(EXTRAIT SOURCE)
════════

De Blair déclarant qu'Assad était " une figure de stabilité au Proche-Orient ", à Jospin souhaitant qu'aucune instabilité ne prévale en Syrie, les dirigeants impérialistes se sont montrés conscients de la grande qualité qu'avaient pour eux le dirigeant syrien et sa dictature : celle d'avoir assuré pendant trente ans la stabilité du pays. Peu leur importe que cela ait été au prix du sang.
Du mandat français à l'indépendance
Car le pays dans lequel le général d'aviation Hafez El Assad prit le pouvoir par un coup d'Etat le 13 novembre 1970 s'était révélé depuis son indépendance en 1944 l'un des plus instables de la région ; une instabilité qui devait beaucoup, en particulier, aux conditions dans lesquelles s'était déroulé le mandat français sur la Syrie, entre 1920 et 1946, et l'accession à l'indépendance.

════════

(DONNÉES FOURNIES)
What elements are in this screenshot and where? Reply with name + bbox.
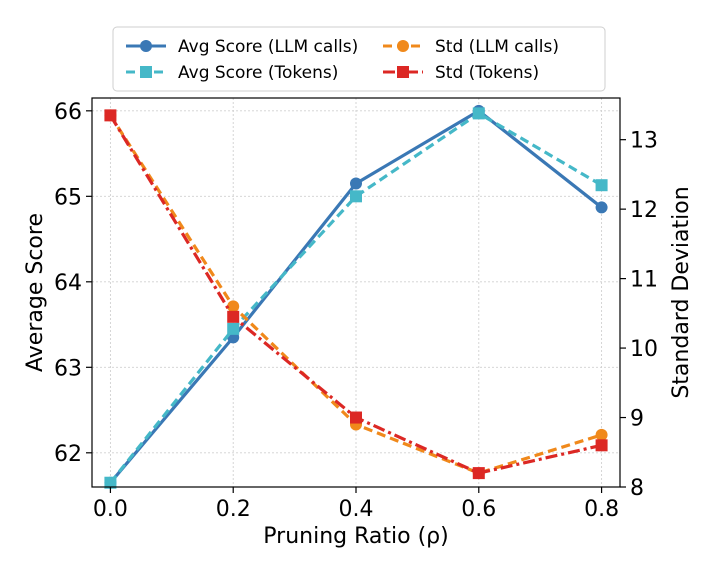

════════

(VOTRE TÂCHE)
Rédigez, s'il vous plaît, la suite du texte sur la Syrie d'Assad en reprenant juste après sa dernière phrase. Ces données n'ont aucun rôle ici.

(RÉPONSE RÉDIGÉE)
L'histoire de la Syrie sous mandat français ne fut qu'une succession de révoltes. Il fallut une grève générale de cinquante jours, en 1936, pour qu'un traité franco-syrien soit signé, reconnaissant à terme l'indépendance du pays. Mais côté français, le traité ne fut jamais ratifié par la Chambre de Front Populaire issue des élections de 1936. Le colonialisme français continua à disposer du pays. Non content de s'être partagé le Proche-Orient de façon arbitraire avec son compère britannique, il se permit même en 1939 d'amputer la Syrie d'une fraction de territoire, le " sandjak " d'Alexandrette - aujourd'hui le Hatay -, pour en faire cadeau à la Turquie avec laquelle la France cherchait un rapprochement.
A la fin de la Seconde Guerre mondiale encore, le colonialisme français continua de s'accrocher à la Syrie, déclenchant contre lui en mai 1945 une véritable insurrection. Les troupes françaises n'hésitèrent pas, en réponse, à bombarder Damas, avant de devoir quitter finalement la Syrie en avril 1946.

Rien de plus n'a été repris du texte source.